* Work instructions
Extract the listing in its entirety, keeping each line identical to the original.

[Dataset entries on figures]
..............................

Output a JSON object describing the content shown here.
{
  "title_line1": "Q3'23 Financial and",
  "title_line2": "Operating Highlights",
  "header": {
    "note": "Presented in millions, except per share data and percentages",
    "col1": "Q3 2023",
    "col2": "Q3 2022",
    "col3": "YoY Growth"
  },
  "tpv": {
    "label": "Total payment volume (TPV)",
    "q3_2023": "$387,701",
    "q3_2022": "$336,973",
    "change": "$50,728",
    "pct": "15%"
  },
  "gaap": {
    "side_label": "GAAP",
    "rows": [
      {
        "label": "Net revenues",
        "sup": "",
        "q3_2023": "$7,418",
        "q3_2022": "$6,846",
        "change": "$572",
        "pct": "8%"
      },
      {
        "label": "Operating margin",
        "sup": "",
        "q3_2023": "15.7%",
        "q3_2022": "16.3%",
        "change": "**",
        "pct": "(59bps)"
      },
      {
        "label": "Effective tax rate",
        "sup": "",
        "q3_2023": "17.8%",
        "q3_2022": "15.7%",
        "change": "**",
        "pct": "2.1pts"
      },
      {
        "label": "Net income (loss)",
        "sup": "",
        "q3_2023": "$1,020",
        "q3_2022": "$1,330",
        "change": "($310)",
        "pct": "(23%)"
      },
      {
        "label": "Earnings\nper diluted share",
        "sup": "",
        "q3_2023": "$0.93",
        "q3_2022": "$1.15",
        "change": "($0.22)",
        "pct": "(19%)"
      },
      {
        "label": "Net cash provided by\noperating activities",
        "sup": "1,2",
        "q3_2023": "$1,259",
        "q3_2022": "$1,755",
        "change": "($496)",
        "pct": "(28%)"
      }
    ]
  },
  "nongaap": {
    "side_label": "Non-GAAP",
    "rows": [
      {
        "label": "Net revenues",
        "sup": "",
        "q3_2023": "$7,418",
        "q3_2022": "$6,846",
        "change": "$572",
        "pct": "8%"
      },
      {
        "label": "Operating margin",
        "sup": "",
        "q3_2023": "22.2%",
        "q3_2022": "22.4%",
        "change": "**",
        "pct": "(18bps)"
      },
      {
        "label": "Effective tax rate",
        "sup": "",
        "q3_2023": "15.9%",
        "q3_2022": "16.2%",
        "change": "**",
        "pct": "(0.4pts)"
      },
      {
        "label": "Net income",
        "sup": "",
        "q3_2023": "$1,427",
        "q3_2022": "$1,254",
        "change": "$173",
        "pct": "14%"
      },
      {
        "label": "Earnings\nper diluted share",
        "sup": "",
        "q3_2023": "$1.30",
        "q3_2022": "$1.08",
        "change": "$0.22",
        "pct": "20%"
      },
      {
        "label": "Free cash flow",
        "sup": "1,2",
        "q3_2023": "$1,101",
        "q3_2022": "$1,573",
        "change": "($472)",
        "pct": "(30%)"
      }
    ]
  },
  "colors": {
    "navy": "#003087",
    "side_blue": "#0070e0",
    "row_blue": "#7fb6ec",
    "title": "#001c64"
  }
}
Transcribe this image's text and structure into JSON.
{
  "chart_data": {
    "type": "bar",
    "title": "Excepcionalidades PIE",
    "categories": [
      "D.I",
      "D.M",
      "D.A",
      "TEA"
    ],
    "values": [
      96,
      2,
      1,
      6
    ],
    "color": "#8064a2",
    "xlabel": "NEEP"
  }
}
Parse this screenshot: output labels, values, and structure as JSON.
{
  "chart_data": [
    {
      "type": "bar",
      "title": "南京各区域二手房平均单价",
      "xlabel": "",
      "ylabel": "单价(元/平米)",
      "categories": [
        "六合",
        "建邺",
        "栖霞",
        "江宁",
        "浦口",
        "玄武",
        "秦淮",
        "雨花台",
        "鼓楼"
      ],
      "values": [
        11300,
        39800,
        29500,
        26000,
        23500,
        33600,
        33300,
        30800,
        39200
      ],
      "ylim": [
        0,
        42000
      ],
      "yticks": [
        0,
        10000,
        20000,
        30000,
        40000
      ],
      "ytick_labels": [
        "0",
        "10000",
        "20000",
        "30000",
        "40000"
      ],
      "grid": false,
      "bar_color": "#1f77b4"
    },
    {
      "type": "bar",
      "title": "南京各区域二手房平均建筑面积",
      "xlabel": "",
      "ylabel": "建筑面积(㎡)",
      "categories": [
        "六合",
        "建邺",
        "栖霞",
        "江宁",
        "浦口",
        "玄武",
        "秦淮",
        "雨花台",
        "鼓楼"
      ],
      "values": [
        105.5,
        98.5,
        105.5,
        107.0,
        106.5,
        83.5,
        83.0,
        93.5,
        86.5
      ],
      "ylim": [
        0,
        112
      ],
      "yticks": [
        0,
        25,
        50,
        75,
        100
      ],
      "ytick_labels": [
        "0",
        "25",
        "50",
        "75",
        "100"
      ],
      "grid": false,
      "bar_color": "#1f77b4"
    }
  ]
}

..............................

* Worked solution
Output a JSON object describing the content shown here.
{
  "title_line1": "Q3'23 Financial and",
  "title_line2": "Operating Highlights",
  "header": {
    "note": "Presented in millions, except per share data and percentages",
    "col1": "Q3 2023",
    "col2": "Q3 2022",
    "col3": "YoY Growth"
  },
  "tpv": {
    "label": "Total payment volume (TPV)",
    "q3_2023": "$387,701",
    "q3_2022": "$336,973",
    "change": "$50,728",
    "pct": "15%"
  },
  "gaap": {
    "side_label": "GAAP",
    "rows": [
      {
        "label": "Net revenues",
        "sup": "",
        "q3_2023": "$7,418",
        "q3_2022": "$6,846",
        "change": "$572",
        "pct": "8%"
      },
      {
        "label": "Operating margin",
        "sup": "",
        "q3_2023": "15.7%",
        "q3_2022": "16.3%",
        "change": "**",
        "pct": "(59bps)"
      },
      {
        "label": "Effective tax rate",
        "sup": "",
        "q3_2023": "17.8%",
        "q3_2022": "15.7%",
        "change": "**",
        "pct": "2.1pts"
      },
      {
        "label": "Net income (loss)",
        "sup": "",
        "q3_2023": "$1,020",
        "q3_2022": "$1,330",
        "change": "($310)",
        "pct": "(23%)"
      },
      {
        "label": "Earnings\nper diluted share",
        "sup": "",
        "q3_2023": "$0.93",
        "q3_2022": "$1.15",
        "change": "($0.22)",
        "pct": "(19%)"
      },
      {
        "label": "Net cash provided by\noperating activities",
        "sup": "1,2",
        "q3_2023": "$1,259",
        "q3_2022": "$1,755",
        "change": "($496)",
        "pct": "(28%)"
      }
    ]
  },
  "nongaap": {
    "side_label": "Non-GAAP",
    "rows": [
      {
        "label": "Net revenues",
        "sup": "",
        "q3_2023": "$7,418",
        "q3_2022": "$6,846",
        "change": "$572",
        "pct": "8%"
      },
      {
        "label": "Operating margin",
        "sup": "",
        "q3_2023": "22.2%",
        "q3_2022": "22.4%",
        "change": "**",
        "pct": "(18bps)"
      },
      {
        "label": "Effective tax rate",
        "sup": "",
        "q3_2023": "15.9%",
        "q3_2022": "16.2%",
        "change": "**",
        "pct": "(0.4pts)"
      },
      {
        "label": "Net income",
        "sup": "",
        "q3_2023": "$1,427",
        "q3_2022": "$1,254",
        "change": "$173",
        "pct": "14%"
      },
      {
        "label": "Earnings\nper diluted share",
        "sup": "",
        "q3_2023": "$1.30",
        "q3_2022": "$1.08",
        "change": "$0.22",
        "pct": "20%"
      },
      {
        "label": "Free cash flow",
        "sup": "1,2",
        "q3_2023": "$1,101",
        "q3_2022": "$1,573",
        "change": "($472)",
        "pct": "(30%)"
      }
    ]
  },
  "colors": {
    "navy": "#003087",
    "side_blue": "#0070e0",
    "row_blue": "#7fb6ec",
    "title": "#001c64"
  }
}
Transcribe this image's text and structure into JSON.
{
  "chart_data": {
    "type": "bar",
    "title": "Excepcionalidades PIE",
    "categories": [
      "D.I",
      "D.M",
      "D.A",
      "TEA"
    ],
    "values": [
      96,
      2,
      1,
      6
    ],
    "color": "#8064a2",
    "xlabel": "NEEP"
  }
}
Parse this screenshot: output labels, values, and structure as JSON.
{
  "chart_data": [
    {
      "type": "bar",
      "title": "南京各区域二手房平均单价",
      "xlabel": "",
      "ylabel": "单价(元/平米)",
      "categories": [
        "六合",
        "建邺",
        "栖霞",
        "江宁",
        "浦口",
        "玄武",
        "秦淮",
        "雨花台",
        "鼓楼"
      ],
      "values": [
        11300,
        39800,
        29500,
        26000,
        23500,
        33600,
        33300,
        30800,
        39200
      ],
      "ylim": [
        0,
        42000
      ],
      "yticks": [
        0,
        10000,
        20000,
        30000,
        40000
      ],
      "ytick_labels": [
        "0",
        "10000",
        "20000",
        "30000",
        "40000"
      ],
      "grid": false,
      "bar_color": "#1f77b4"
    },
    {
      "type": "bar",
      "title": "南京各区域二手房平均建筑面积",
      "xlabel": "",
      "ylabel": "建筑面积(㎡)",
      "categories": [
        "六合",
        "建邺",
        "栖霞",
        "江宁",
        "浦口",
        "玄武",
        "秦淮",
        "雨花台",
        "鼓楼"
      ],
      "values": [
        105.5,
        98.5,
        105.5,
        107.0,
        106.5,
        83.5,
        83.0,
        93.5,
        86.5
      ],
      "ylim": [
        0,
        112
      ],
      "yticks": [
        0,
        25,
        50,
        75,
        100
      ],
      "ytick_labels": [
        "0",
        "25",
        "50",
        "75",
        "100"
      ],
      "grid": false,
      "bar_color": "#1f77b4"
    }
  ]
}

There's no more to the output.